Task goal: Return each line of the data below verbatim; pictures are to be left out.

Entries:

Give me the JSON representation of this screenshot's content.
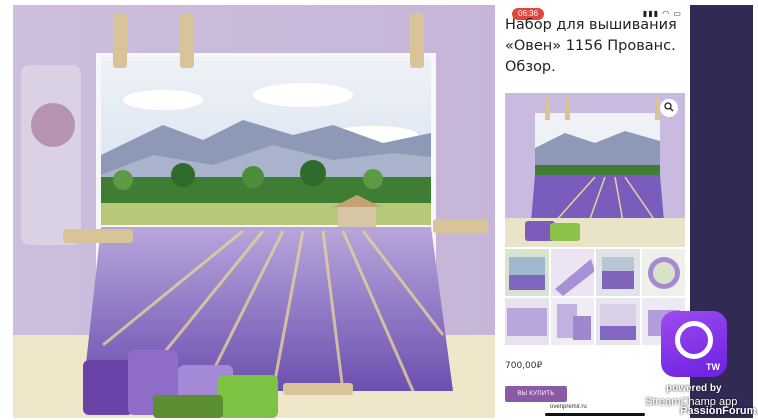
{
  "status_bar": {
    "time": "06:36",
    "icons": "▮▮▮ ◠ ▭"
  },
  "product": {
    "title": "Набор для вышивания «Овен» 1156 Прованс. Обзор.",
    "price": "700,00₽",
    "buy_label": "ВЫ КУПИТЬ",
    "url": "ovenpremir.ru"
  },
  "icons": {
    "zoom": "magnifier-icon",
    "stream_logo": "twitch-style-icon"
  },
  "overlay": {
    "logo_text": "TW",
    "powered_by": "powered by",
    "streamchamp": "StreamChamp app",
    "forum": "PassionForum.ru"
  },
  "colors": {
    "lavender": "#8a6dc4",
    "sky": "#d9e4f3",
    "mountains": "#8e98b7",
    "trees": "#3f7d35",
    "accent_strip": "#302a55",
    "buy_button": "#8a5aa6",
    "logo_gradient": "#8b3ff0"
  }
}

Answer below:
Give me the JSON representation of this screenshot's content.
{
  "status_bar": {
    "time": "06:36",
    "icons": "▮▮▮ ◠ ▭"
  },
  "product": {
    "title": "Набор для вышивания «Овен» 1156 Прованс. Обзор.",
    "price": "700,00₽",
    "buy_label": "ВЫ КУПИТЬ",
    "url": "ovenpremir.ru"
  },
  "icons": {
    "zoom": "magnifier-icon",
    "stream_logo": "twitch-style-icon"
  },
  "overlay": {
    "logo_text": "TW",
    "powered_by": "powered by",
    "streamchamp": "StreamChamp app",
    "forum": "PassionForum.ru"
  },
  "colors": {
    "lavender": "#8a6dc4",
    "sky": "#d9e4f3",
    "mountains": "#8e98b7",
    "trees": "#3f7d35",
    "accent_strip": "#302a55",
    "buy_button": "#8a5aa6",
    "logo_gradient": "#8b3ff0"
  }
}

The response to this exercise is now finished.